## WRITTEN PROBLEM
Each line containing the word "حالة" must be collected.

## LISTED RECORDS
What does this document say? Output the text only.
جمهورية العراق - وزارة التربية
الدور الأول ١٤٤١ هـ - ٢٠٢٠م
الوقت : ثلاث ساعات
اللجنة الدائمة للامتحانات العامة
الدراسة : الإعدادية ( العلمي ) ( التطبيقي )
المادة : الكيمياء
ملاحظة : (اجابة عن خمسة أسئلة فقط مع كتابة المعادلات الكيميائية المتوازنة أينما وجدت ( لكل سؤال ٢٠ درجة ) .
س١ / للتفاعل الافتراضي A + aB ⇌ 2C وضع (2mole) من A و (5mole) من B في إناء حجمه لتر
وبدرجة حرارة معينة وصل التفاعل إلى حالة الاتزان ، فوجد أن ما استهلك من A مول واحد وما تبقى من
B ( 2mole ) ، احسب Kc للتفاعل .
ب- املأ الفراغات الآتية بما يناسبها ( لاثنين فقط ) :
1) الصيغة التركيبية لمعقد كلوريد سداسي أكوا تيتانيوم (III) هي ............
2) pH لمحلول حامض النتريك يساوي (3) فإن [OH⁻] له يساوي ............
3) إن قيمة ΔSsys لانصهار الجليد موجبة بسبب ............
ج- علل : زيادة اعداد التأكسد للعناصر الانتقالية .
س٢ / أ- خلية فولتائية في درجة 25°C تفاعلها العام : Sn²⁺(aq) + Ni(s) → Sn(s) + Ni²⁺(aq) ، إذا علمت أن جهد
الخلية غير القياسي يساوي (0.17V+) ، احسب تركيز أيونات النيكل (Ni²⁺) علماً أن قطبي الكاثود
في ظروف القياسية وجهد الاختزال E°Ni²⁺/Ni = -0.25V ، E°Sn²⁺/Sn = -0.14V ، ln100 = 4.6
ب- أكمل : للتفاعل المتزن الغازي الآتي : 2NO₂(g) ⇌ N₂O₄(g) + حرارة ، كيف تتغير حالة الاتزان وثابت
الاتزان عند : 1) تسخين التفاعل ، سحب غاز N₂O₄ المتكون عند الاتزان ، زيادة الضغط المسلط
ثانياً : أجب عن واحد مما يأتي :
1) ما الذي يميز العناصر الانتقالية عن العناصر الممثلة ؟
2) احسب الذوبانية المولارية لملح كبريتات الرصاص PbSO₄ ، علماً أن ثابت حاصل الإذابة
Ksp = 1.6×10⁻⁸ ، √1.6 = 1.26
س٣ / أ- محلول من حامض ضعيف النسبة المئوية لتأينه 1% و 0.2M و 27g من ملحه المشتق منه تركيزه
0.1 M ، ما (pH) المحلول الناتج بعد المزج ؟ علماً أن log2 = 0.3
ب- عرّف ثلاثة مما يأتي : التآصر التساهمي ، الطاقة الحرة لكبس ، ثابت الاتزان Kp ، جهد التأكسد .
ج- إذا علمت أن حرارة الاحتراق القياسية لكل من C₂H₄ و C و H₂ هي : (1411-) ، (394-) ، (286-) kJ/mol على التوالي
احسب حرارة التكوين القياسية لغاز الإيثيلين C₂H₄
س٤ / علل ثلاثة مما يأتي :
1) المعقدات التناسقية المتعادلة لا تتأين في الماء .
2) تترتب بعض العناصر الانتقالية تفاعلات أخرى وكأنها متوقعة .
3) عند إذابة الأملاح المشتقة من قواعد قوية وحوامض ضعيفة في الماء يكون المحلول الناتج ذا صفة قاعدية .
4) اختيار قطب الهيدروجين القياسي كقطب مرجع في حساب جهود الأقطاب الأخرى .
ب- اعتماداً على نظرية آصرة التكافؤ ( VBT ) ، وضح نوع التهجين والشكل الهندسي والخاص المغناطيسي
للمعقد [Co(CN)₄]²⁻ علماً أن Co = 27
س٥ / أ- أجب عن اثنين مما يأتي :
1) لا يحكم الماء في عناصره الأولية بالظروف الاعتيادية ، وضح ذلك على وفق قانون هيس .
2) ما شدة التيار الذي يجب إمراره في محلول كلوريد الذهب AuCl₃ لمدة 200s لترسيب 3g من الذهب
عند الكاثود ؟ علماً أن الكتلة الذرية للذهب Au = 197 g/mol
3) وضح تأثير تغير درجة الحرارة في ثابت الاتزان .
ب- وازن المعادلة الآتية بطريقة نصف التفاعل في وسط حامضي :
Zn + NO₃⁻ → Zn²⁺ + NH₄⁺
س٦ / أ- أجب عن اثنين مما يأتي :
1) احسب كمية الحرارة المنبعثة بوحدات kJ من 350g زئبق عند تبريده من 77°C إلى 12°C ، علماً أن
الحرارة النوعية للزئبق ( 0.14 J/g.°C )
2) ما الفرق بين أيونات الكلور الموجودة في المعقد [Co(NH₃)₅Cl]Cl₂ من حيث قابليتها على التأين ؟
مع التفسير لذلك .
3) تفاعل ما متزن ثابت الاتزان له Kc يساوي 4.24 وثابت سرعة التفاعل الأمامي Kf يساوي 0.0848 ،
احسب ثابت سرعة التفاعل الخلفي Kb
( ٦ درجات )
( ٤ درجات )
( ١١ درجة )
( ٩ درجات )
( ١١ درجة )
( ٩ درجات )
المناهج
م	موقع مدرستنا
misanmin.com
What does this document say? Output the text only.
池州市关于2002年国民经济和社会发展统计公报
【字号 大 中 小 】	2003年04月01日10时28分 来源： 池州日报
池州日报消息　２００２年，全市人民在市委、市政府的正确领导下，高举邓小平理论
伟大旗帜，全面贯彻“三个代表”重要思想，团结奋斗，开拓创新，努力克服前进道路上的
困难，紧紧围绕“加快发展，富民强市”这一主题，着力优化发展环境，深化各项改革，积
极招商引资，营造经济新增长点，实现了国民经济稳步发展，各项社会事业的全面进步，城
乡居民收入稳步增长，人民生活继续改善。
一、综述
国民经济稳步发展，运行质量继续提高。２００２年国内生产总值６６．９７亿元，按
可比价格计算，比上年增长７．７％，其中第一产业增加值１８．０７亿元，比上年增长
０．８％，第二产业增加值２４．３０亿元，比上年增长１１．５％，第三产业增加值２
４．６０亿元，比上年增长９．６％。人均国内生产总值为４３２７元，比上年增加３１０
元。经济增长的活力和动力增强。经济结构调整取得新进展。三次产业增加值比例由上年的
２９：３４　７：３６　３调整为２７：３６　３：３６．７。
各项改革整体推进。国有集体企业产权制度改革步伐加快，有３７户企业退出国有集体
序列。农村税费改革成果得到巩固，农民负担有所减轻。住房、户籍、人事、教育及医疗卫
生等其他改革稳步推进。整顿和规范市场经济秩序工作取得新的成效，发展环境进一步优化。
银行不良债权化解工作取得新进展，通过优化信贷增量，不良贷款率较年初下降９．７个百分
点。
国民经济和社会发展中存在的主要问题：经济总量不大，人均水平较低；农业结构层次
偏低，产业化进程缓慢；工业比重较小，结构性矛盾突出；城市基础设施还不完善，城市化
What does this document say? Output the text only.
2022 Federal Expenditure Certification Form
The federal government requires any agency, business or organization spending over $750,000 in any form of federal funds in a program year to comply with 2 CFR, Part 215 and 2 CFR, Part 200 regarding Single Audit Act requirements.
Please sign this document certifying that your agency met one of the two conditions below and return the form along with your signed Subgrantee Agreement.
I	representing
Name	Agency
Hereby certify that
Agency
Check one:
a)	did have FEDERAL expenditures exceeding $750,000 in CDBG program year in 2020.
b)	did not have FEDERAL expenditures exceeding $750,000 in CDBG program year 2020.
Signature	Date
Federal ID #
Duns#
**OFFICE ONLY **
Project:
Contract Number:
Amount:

## REPLY TO THE EXERCISE
وبدرجة حرارة معينة وصل التفاعل إلى حالة الاتزان ، فوجد أن ما استهلك من A مول واحد وما تبقى من
ب- أكمل : للتفاعل المتزن الغازي الآتي : 2NO₂(g) ⇌ N₂O₄(g) + حرارة ، كيف تتغير حالة الاتزان وثابت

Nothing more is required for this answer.